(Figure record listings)
*****

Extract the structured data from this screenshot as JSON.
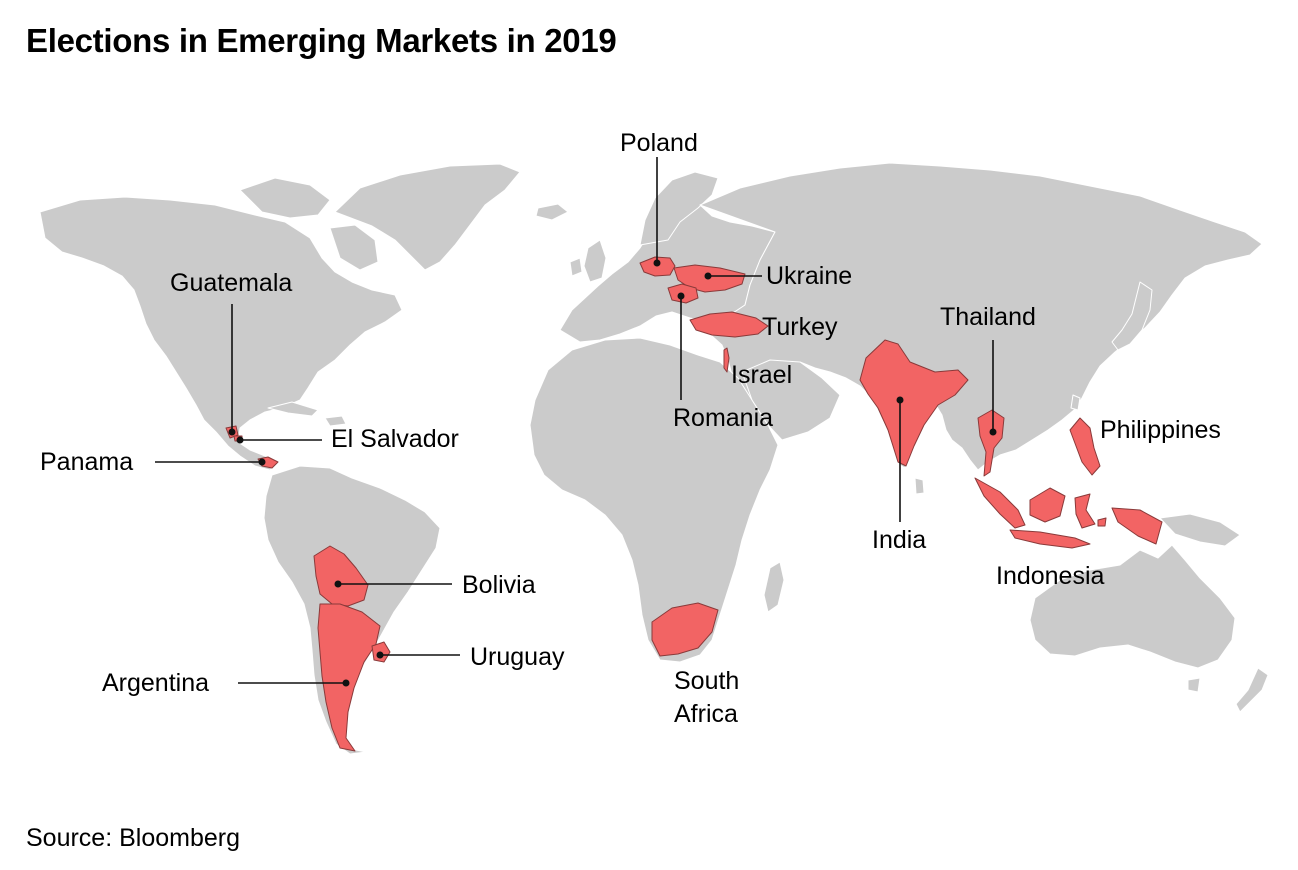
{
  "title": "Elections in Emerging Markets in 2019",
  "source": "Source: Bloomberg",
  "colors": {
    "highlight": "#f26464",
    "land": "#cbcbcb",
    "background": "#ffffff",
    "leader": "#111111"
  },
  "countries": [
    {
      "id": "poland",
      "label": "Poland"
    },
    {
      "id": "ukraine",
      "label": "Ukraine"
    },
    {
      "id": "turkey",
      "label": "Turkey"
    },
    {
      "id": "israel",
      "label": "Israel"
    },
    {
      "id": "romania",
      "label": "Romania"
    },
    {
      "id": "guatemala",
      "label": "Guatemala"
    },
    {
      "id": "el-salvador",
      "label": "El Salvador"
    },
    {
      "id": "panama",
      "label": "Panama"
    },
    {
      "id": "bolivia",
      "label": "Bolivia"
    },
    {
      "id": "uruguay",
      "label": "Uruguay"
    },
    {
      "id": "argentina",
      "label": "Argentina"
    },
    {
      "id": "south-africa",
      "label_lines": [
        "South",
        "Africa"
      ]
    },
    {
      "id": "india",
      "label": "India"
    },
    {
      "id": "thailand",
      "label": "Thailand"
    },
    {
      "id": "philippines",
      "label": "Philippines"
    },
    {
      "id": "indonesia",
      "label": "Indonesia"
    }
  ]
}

*****

All records should be output exactly, with the pictures left out.

=== Solution to this task ===
Extract the structured data from this screenshot as JSON.
{
  "title": "Elections in Emerging Markets in 2019",
  "source": "Source: Bloomberg",
  "colors": {
    "highlight": "#f26464",
    "land": "#cbcbcb",
    "background": "#ffffff",
    "leader": "#111111"
  },
  "countries": [
    {
      "id": "poland",
      "label": "Poland"
    },
    {
      "id": "ukraine",
      "label": "Ukraine"
    },
    {
      "id": "turkey",
      "label": "Turkey"
    },
    {
      "id": "israel",
      "label": "Israel"
    },
    {
      "id": "romania",
      "label": "Romania"
    },
    {
      "id": "guatemala",
      "label": "Guatemala"
    },
    {
      "id": "el-salvador",
      "label": "El Salvador"
    },
    {
      "id": "panama",
      "label": "Panama"
    },
    {
      "id": "bolivia",
      "label": "Bolivia"
    },
    {
      "id": "uruguay",
      "label": "Uruguay"
    },
    {
      "id": "argentina",
      "label": "Argentina"
    },
    {
      "id": "south-africa",
      "label_lines": [
        "South",
        "Africa"
      ]
    },
    {
      "id": "india",
      "label": "India"
    },
    {
      "id": "thailand",
      "label": "Thailand"
    },
    {
      "id": "philippines",
      "label": "Philippines"
    },
    {
      "id": "indonesia",
      "label": "Indonesia"
    }
  ]
}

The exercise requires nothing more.